[begin Dataset records]

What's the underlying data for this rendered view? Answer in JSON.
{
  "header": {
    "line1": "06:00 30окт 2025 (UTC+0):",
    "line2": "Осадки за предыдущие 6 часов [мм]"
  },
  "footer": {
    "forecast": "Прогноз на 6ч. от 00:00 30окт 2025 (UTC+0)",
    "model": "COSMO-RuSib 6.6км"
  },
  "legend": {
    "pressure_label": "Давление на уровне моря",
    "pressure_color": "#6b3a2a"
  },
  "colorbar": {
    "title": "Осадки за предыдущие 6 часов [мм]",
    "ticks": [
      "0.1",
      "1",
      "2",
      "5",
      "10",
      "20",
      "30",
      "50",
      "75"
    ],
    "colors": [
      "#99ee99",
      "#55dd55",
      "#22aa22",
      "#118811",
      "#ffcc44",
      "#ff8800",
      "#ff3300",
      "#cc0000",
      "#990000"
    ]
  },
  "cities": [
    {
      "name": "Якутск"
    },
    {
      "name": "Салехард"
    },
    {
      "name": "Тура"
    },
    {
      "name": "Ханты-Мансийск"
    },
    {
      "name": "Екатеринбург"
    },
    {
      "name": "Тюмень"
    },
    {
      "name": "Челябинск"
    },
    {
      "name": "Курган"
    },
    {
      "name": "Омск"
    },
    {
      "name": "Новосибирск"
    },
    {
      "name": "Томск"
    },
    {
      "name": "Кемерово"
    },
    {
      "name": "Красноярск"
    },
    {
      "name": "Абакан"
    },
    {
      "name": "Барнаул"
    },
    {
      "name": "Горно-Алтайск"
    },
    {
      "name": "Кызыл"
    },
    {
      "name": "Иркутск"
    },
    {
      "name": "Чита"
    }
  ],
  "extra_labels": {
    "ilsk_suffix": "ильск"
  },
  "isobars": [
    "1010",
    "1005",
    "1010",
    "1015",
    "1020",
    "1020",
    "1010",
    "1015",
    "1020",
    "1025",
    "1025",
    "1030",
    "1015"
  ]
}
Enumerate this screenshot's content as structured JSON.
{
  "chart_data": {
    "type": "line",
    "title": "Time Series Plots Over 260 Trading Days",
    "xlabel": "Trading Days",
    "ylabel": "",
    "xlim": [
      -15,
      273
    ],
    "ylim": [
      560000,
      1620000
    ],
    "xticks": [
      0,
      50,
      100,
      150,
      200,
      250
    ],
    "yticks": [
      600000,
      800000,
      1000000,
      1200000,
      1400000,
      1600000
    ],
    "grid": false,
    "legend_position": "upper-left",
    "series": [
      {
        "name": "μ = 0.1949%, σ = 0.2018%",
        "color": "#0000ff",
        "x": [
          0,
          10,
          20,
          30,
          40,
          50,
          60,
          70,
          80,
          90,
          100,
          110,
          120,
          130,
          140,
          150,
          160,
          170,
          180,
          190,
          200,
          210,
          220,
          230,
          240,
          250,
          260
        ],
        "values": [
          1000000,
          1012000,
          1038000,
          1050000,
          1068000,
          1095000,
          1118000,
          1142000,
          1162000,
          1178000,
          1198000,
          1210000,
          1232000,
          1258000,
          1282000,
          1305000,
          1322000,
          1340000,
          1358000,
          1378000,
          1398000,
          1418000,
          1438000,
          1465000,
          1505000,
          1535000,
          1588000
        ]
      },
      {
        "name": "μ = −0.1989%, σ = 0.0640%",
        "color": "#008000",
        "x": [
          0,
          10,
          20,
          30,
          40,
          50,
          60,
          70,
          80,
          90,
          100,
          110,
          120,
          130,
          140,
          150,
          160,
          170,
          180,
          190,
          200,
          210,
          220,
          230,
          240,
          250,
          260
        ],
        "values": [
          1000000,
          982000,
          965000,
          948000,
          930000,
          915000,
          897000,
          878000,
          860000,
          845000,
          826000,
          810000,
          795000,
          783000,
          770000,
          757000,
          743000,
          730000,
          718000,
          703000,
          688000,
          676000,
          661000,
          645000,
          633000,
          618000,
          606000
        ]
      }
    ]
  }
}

[end Dataset records]

### Given task
Show, from the listing above, each line that contains the word "часов".

### Task result
    "line2": "Осадки за предыдущие 6 часов [мм]"
    "title": "Осадки за предыдущие 6 часов [мм]",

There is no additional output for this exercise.